What the exercise asks.
Reproduce the part of the transformer layers post below starting with "super().__init__(**kw)" and going on through "a constant tensor.".

Unnecessary Complexity Through Layer Proliferation

In this blog, we continue to elaborate on our loosely transformer-based approach to training our computer to “understand” elementary symbolic arithmetic. Just as previously mentioned, a quick and fun intro to the venerable transformer is here.

Our objective is to expand our layers’ repertoire to include the encoder and the decoder stacks, as well as to ultimately arrive at a model representable by the graph and runnable example.

We need to prep our environment to run any meaningful code:

import numpy as np
import tensorflow as tf
import dataset as qd
import ragged as qr
ks = tf.keras
kl = ks.layers

Before we start to focus on our stacks, an important feature of encoding textual inputs needs to be considered. To aid in making sense of a text, we need to include not just the information carried by the tokens themselves but also their position in the input sequence.

Following the “positional encoding” approach from here, we can define our pos_timing function as follows.

The quick graphical plot helps us confirm the correctness of our code as the concatenated sin and cos timing signals give us finely graded and rich positional embeddings:

def pos_timing(width, depth):
    assert depth % 2 == 0
    d = np.arange(depth)[np.newaxis, :]
    d = 1 / np.power(10000, (2 * (d // 2)) / np.float32(depth))
    t = np.arange(width)[:, np.newaxis] * d
    t = [np.sin(t[:, 0::2]), np.cos(t[:, 1::2])]
    t = np.concatenate(t, axis=-1)[np.newaxis, ...]
    return t

pos = pos_timing(50, 512)

import matplotlib.pyplot as plt
plt.pcolormesh(pos[0], cmap='RdBu')
plt.xlabel('Depth')
plt.xlim((0, 512))
plt.ylabel('Position')
plt.colorbar()
plt.show()

png

Loading our already created meta data from the source files gives us:

print(qd.vocab)

  (' ', ':', '|', 'x', 'y', '=', ',', '+', '-', '*', '0', '1', '2', '3', '4', '5', '6', '7', '8', '9')

We continue with defining our own shared Keras “base” layer.

At this time, we only store a reference to our parameters instance in it, as all our layers will need to use this resource:

class Layer(kl.Layer):
    def __init__(self, ps, **kw):
        kw.setdefault('dtype', tf.float32)
        super().__init__(**kw)
        self.ps = ps

Embedding layer

The Embed layer is taken directly from our previous blog.

As we need to add the above mentioned positional “timing signals” to our embeddings, we first create just such a constant tensor.

Then, using the previously mentioned RaggedTensor-technique of extracting the ragged-shaped values from a dense tensor, we simply add the positional info to the already determined embedding:

class Embed(Layer):
    def __init__(self, ps):
        super().__init__(ps)
        s = (ps.dim_vocab, ps.dim_hidden)
        self.emb = self.add_weight(name='emb', shape=s)
        p = pos_timing(ps.len_max_input, ps.dim_hidden)
        p = tf.constant(p, dtype=tf.float32)
        self.pos = tf.broadcast_to(p, [ps.dim_batch] + p.shape[1:])

    def call(self, x):
        fv, rs = x
        x = tf.RaggedTensor.from_row_splits(fv, rs)
        y = tf.ragged.map_flat_values(tf.nn.embedding_lookup, self.emb, x)
        y += tf.RaggedTensor.from_tensor(self.pos, lengths=y.row_lengths())
        return y

Encode and decode stacks

The next layers to write are the Encode and Decode stacks.

Data entries.
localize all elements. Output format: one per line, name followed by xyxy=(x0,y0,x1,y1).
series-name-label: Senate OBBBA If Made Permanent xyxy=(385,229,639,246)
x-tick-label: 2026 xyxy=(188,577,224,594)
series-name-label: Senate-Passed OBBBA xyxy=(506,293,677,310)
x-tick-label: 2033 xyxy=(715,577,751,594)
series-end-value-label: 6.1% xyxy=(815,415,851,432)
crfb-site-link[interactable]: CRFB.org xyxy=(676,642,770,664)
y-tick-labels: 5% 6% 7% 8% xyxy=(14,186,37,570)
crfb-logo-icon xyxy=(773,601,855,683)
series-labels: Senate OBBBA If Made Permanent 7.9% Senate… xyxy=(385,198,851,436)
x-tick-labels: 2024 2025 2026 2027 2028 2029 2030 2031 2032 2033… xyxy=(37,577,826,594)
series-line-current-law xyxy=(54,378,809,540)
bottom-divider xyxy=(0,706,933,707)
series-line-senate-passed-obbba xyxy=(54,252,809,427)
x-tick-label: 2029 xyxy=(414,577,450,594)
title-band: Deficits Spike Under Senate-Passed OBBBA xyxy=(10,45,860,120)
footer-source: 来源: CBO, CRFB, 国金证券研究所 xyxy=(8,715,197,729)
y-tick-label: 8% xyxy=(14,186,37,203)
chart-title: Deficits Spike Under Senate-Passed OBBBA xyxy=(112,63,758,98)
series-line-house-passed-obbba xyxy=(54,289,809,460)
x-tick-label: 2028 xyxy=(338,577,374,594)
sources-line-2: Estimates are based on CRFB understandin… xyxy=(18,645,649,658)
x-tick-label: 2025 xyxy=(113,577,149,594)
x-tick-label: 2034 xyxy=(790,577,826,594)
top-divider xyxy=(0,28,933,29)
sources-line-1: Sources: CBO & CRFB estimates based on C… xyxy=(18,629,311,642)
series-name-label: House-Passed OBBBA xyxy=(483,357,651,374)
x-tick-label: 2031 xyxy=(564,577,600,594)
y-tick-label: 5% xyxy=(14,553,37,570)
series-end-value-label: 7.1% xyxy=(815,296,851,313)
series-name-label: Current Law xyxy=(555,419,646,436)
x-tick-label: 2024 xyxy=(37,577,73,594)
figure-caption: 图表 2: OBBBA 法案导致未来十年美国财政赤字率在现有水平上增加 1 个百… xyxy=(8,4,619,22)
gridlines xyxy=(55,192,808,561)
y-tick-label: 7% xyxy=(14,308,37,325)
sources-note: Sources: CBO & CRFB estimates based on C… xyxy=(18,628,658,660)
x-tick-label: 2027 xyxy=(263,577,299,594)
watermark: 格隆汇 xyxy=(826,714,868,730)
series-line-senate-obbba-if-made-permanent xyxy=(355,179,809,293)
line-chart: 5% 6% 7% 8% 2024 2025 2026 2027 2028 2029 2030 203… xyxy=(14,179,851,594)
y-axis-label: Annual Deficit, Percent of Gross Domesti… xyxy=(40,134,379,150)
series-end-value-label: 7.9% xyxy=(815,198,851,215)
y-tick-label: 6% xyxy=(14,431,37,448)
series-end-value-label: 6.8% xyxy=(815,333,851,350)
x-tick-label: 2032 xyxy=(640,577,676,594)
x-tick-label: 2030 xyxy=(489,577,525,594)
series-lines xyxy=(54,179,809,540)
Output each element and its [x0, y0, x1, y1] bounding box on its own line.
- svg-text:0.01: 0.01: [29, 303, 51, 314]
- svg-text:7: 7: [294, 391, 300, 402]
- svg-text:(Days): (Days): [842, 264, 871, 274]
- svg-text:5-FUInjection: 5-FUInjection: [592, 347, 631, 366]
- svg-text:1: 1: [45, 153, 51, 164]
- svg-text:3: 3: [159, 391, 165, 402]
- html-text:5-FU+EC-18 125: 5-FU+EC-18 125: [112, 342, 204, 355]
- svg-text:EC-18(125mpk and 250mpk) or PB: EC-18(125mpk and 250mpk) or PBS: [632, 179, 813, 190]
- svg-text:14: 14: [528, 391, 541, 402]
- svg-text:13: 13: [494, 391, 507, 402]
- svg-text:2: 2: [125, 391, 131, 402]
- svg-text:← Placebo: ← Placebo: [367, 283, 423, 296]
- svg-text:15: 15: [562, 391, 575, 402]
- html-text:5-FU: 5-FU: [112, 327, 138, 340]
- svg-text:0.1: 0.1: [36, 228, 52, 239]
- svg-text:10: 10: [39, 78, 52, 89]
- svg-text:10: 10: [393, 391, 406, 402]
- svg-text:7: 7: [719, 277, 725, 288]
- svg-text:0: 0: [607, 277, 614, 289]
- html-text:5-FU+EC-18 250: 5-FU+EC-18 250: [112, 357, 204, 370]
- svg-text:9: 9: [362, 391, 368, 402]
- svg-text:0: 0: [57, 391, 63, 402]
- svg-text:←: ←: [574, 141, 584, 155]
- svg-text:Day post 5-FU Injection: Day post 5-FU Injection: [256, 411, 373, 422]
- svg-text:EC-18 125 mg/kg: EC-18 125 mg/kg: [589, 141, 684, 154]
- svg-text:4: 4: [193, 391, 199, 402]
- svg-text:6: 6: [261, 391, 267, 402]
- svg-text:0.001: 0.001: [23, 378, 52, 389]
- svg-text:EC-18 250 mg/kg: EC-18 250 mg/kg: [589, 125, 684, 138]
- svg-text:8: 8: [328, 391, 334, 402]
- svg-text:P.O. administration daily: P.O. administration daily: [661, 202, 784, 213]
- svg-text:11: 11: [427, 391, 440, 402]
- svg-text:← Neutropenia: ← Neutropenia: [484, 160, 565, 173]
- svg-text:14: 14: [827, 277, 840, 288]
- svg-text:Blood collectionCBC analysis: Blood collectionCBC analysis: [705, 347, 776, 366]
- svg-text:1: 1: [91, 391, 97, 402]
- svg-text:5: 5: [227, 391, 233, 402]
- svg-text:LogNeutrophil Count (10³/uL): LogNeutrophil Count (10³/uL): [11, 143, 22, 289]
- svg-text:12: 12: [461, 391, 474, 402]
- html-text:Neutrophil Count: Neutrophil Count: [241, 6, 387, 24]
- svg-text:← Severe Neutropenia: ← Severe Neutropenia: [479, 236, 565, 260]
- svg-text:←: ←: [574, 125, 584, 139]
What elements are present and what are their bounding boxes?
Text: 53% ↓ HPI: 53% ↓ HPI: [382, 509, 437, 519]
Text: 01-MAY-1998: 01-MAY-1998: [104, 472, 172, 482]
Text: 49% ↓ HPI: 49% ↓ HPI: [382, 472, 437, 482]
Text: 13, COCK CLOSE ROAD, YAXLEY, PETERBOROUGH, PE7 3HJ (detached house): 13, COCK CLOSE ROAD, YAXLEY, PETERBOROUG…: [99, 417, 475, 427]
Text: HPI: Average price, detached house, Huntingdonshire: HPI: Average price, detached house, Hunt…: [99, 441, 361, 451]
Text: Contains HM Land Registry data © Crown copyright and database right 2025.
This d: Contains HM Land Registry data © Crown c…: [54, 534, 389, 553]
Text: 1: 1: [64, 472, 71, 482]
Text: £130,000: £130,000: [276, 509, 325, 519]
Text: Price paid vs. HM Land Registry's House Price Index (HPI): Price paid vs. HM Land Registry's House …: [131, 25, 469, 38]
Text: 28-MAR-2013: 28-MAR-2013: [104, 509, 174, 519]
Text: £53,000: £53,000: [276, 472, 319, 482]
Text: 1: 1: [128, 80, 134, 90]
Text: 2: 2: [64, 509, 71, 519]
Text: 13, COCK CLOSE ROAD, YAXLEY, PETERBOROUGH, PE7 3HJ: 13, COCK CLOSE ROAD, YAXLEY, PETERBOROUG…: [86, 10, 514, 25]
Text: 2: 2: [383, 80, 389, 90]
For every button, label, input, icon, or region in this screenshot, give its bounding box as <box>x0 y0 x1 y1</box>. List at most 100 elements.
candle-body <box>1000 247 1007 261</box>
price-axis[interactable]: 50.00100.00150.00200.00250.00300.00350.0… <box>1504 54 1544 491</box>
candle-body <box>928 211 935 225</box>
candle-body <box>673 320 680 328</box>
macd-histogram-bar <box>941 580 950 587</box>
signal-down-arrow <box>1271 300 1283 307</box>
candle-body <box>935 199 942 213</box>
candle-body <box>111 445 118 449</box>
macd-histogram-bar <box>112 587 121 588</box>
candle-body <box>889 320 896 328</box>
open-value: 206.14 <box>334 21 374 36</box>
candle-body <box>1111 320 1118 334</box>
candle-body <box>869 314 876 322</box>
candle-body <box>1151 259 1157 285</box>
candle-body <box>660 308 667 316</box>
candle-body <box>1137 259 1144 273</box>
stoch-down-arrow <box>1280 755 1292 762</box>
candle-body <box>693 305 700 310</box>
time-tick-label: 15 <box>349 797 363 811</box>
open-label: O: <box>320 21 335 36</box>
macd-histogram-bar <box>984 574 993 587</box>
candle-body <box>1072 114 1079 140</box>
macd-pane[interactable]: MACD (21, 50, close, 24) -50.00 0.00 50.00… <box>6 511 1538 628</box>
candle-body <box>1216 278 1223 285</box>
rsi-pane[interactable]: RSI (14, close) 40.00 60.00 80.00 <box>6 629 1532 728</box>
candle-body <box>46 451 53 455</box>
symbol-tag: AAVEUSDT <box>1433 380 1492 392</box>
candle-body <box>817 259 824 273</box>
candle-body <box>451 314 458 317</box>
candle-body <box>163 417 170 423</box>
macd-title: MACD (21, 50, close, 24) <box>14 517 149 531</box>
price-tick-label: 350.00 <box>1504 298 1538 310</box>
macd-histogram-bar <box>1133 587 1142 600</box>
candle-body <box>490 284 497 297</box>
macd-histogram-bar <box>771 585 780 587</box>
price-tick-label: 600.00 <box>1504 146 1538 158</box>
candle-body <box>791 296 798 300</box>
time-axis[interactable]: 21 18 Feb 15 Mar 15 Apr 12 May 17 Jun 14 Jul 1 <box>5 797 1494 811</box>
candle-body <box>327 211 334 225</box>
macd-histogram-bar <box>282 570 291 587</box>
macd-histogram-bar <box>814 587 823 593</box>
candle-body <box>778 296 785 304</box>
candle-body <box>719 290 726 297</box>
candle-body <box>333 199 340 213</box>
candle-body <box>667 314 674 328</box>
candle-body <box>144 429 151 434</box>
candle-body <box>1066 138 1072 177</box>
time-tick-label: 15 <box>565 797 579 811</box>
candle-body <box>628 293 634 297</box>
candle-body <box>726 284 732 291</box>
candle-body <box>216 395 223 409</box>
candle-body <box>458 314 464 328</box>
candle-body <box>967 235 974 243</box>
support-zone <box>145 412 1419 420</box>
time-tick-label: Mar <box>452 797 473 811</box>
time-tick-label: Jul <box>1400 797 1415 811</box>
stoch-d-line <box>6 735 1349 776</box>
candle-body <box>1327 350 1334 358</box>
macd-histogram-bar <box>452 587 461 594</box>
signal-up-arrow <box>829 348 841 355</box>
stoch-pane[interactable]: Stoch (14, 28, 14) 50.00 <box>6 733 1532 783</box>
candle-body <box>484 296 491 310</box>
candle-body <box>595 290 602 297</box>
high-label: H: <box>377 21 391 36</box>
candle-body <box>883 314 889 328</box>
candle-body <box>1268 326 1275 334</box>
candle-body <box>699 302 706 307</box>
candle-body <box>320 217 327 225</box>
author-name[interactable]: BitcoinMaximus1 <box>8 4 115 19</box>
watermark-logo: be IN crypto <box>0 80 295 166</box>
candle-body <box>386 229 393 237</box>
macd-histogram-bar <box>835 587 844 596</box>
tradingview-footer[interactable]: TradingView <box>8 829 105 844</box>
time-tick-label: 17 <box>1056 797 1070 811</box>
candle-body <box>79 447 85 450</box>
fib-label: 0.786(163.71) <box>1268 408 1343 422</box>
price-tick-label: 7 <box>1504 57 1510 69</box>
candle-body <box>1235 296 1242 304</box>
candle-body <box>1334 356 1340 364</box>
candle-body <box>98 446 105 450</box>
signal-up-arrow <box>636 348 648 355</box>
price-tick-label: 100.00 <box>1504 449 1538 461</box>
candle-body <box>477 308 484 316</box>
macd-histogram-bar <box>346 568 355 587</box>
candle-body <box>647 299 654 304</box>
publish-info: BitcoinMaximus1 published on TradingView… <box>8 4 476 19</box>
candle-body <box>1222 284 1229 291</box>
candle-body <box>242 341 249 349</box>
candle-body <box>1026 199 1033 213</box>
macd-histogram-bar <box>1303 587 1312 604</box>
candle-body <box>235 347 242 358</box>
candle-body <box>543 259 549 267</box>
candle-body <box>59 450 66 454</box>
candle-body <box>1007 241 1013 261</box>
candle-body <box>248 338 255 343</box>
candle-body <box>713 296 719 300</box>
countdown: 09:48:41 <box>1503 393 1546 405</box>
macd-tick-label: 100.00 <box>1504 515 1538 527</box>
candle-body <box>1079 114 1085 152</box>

Finished task.
super().__init__(**kw)
        self.ps = ps

Embedding layer

The Embed layer is taken directly from our previous blog.

As we need to add the above mentioned positional “timing signals” to our embeddings, we first create just such a constant tensor.